--- begin ---

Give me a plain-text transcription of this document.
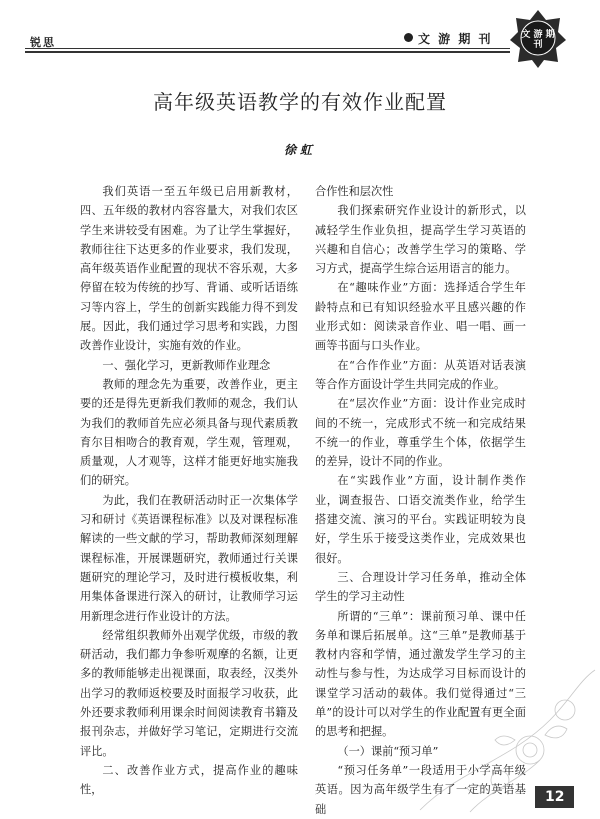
锐思	文 游 期 刊	文 游 期 刊
高年级英语教学的有效作业配置
徐虹

我们英语一至五年级已启用新教材，四、五年级的教材内容容量大，对我们农区学生来讲较受有困难。为了让学生掌握好，教师往往下达更多的作业要求，我们发现，高年级英语作业配置的现状不容乐观，大多停留在较为传统的抄写、背诵、或听话语练习等内容上，学生的创新实践能力得不到发展。因此，我们通过学习思考和实践，力图改善作业设计，实施有效的作业。

一、强化学习，更新教师作业理念

教师的理念先为重要，改善作业，更主要的还是得先更新我们教师的观念，我们认为我们的教师首先应必须具备与现代素质教育尔目相吻合的教育观，学生观，管理观，质量观，人才观等，这样才能更好地实施我们的研究。

为此，我们在教研活动时正一次集体学习和研讨《英语课程标准》以及对课程标准解读的一些文献的学习，帮助教师深刻理解课程标准，开展课题研究，教师通过行关课题研究的理论学习，及时进行模板收集，利用集体备课进行深入的研讨，让教师学习运用新理念进行作业设计的方法。

经常组织教师外出观学优级，市级的教研活动，我们都力争参听观摩的名额，让更多的教师能够走出视课面，取表经，汉类外出学习的教师返校要及时面报学习收获，此外还要求教师利用课余时间阅读教育书籍及报刊杂志，并做好学习笔记，定期进行交流评比。

二、改善作业方式，提高作业的趣味性，

合作性和层次性

我们探索研究作业设计的新形式，以减轻学生作业负担，提高学生学习英语的兴趣和自信心；改善学生学习的策略、学习方式，提高学生综合运用语言的能力。

在“趣味作业”方面：选择适合学生年龄特点和已有知识经验水平且感兴趣的作业形式如：阅读录音作业、唱一唱、画一画等书面与口头作业。

在“合作作业”方面：从英语对话表演等合作方面设计学生共同完成的作业。

在“层次作业”方面：设计作业完成时间的不统一，完成形式不统一和完成结果不统一的作业，尊重学生个体，依据学生的差异，设计不同的作业。

在“实践作业”方面，设计制作类作业，调查报告、口语交流类作业，给学生搭建交流、演习的平台。实践证明较为良好，学生乐于接受这类作业，完成效果也很好。

三、合理设计学习任务单，推动全体学生的学习主动性

所谓的“三单”：课前预习单、课中任务单和课后拓展单。这“三单”是教师基于教材内容和学情，通过激发学生学习的主动性与参与性，为达成学习目标而设计的课堂学习活动的载体。我们觉得通过“三单”的设计可以对学生的作业配置有更全面的思考和把握。

（一）课前“预习单”

“预习任务单”一段适用于小学高年级英语。因为高年级学生有了一定的英语基础

12
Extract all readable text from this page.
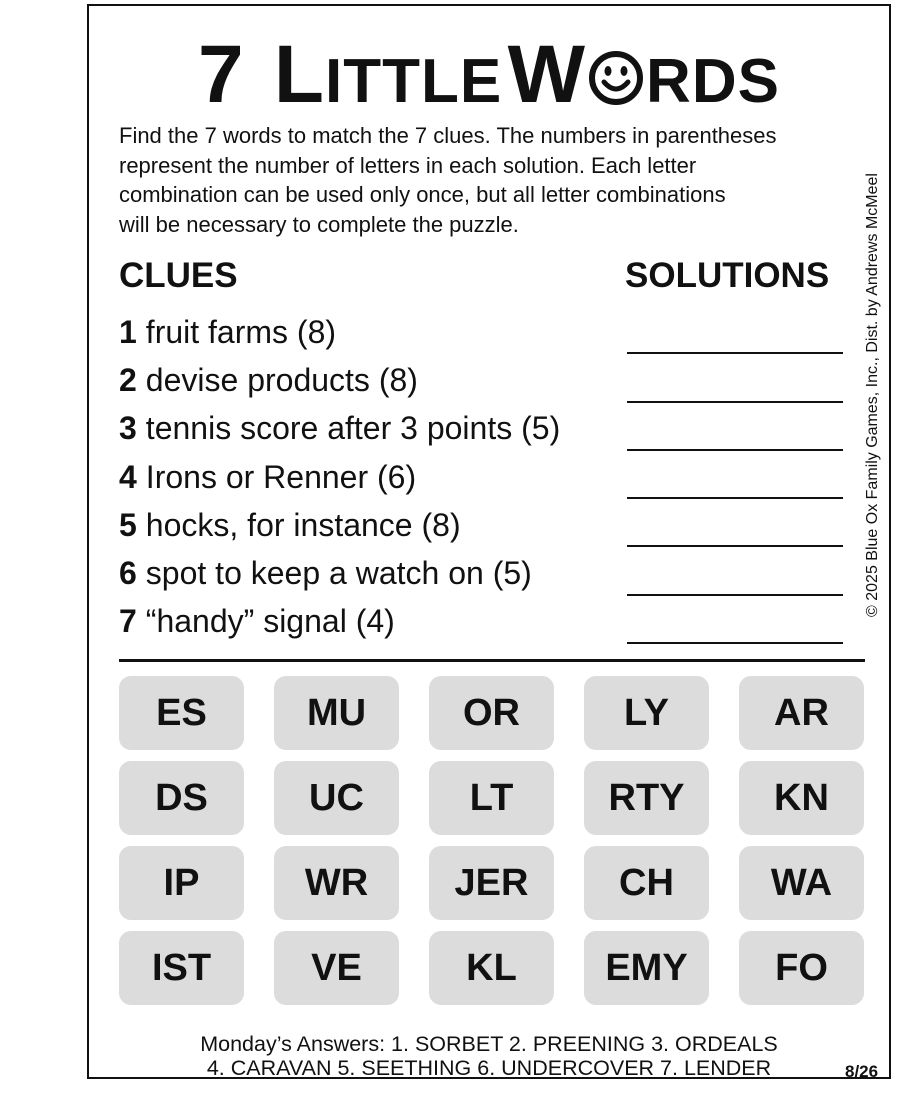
7  LITTLE W RDS

Find the 7 words to match the 7 clues. The numbers in parentheses

represent the number of letters in each solution. Each letter

combination can be used only once, but all letter combinations

will be necessary to complete the puzzle.

CLUES	SOLUTIONS
1 fruit farms (8)
2 devise products (8)
3 tennis score after 3 points (5)
4 Irons or Renner (6)
5 hocks, for instance (8)
6 spot to keep a watch on (5)
7 “handy” signal (4)
© 2025 Blue Ox Family Games, Inc., Dist. by Andrews McMeel
ES	MU	OR	LY	AR
DS	UC	LT	RTY	KN
IP	WR	JER	CH	WA
IST	VE	KL	EMY	FO
Monday’s Answers: 1. SORBET 2. PREENING 3. ORDEALS
4. CARAVAN 5. SEETHING 6. UNDERCOVER 7. LENDER	8/26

--- end ---

• Request:
Output all the records, word for word, with no pictures in the copy.

• Task solution:
Give me a plain-text transcription of this document.
锐思	文 游 期 刊	文 游 期 刊
高年级英语教学的有效作业配置
徐虹

我们英语一至五年级已启用新教材，四、五年级的教材内容容量大，对我们农区学生来讲较受有困难。为了让学生掌握好，教师往往下达更多的作业要求，我们发现，高年级英语作业配置的现状不容乐观，大多停留在较为传统的抄写、背诵、或听话语练习等内容上，学生的创新实践能力得不到发展。因此，我们通过学习思考和实践，力图改善作业设计，实施有效的作业。

一、强化学习，更新教师作业理念

教师的理念先为重要，改善作业，更主要的还是得先更新我们教师的观念，我们认为我们的教师首先应必须具备与现代素质教育尔目相吻合的教育观，学生观，管理观，质量观，人才观等，这样才能更好地实施我们的研究。

为此，我们在教研活动时正一次集体学习和研讨《英语课程标准》以及对课程标准解读的一些文献的学习，帮助教师深刻理解课程标准，开展课题研究，教师通过行关课题研究的理论学习，及时进行模板收集，利用集体备课进行深入的研讨，让教师学习运用新理念进行作业设计的方法。

经常组织教师外出观学优级，市级的教研活动，我们都力争参听观摩的名额，让更多的教师能够走出视课面，取表经，汉类外出学习的教师返校要及时面报学习收获，此外还要求教师利用课余时间阅读教育书籍及报刊杂志，并做好学习笔记，定期进行交流评比。

二、改善作业方式，提高作业的趣味性，

合作性和层次性

我们探索研究作业设计的新形式，以减轻学生作业负担，提高学生学习英语的兴趣和自信心；改善学生学习的策略、学习方式，提高学生综合运用语言的能力。

在“趣味作业”方面：选择适合学生年龄特点和已有知识经验水平且感兴趣的作业形式如：阅读录音作业、唱一唱、画一画等书面与口头作业。

在“合作作业”方面：从英语对话表演等合作方面设计学生共同完成的作业。

在“层次作业”方面：设计作业完成时间的不统一，完成形式不统一和完成结果不统一的作业，尊重学生个体，依据学生的差异，设计不同的作业。

在“实践作业”方面，设计制作类作业，调查报告、口语交流类作业，给学生搭建交流、演习的平台。实践证明较为良好，学生乐于接受这类作业，完成效果也很好。

三、合理设计学习任务单，推动全体学生的学习主动性

所谓的“三单”：课前预习单、课中任务单和课后拓展单。这“三单”是教师基于教材内容和学情，通过激发学生学习的主动性与参与性，为达成学习目标而设计的课堂学习活动的载体。我们觉得通过“三单”的设计可以对学生的作业配置有更全面的思考和把握。

（一）课前“预习单”

“预习任务单”一段适用于小学高年级英语。因为高年级学生有了一定的英语基础

12
Extract all readable text from this page.
7  LITTLE W RDS

Find the 7 words to match the 7 clues. The numbers in parentheses

represent the number of letters in each solution. Each letter

combination can be used only once, but all letter combinations

will be necessary to complete the puzzle.

CLUES	SOLUTIONS
1 fruit farms (8)
2 devise products (8)
3 tennis score after 3 points (5)
4 Irons or Renner (6)
5 hocks, for instance (8)
6 spot to keep a watch on (5)
7 “handy” signal (4)
© 2025 Blue Ox Family Games, Inc., Dist. by Andrews McMeel
ES	MU	OR	LY	AR
DS	UC	LT	RTY	KN
IP	WR	JER	CH	WA
IST	VE	KL	EMY	FO
Monday’s Answers: 1. SORBET 2. PREENING 3. ORDEALS
4. CARAVAN 5. SEETHING 6. UNDERCOVER 7. LENDER	8/26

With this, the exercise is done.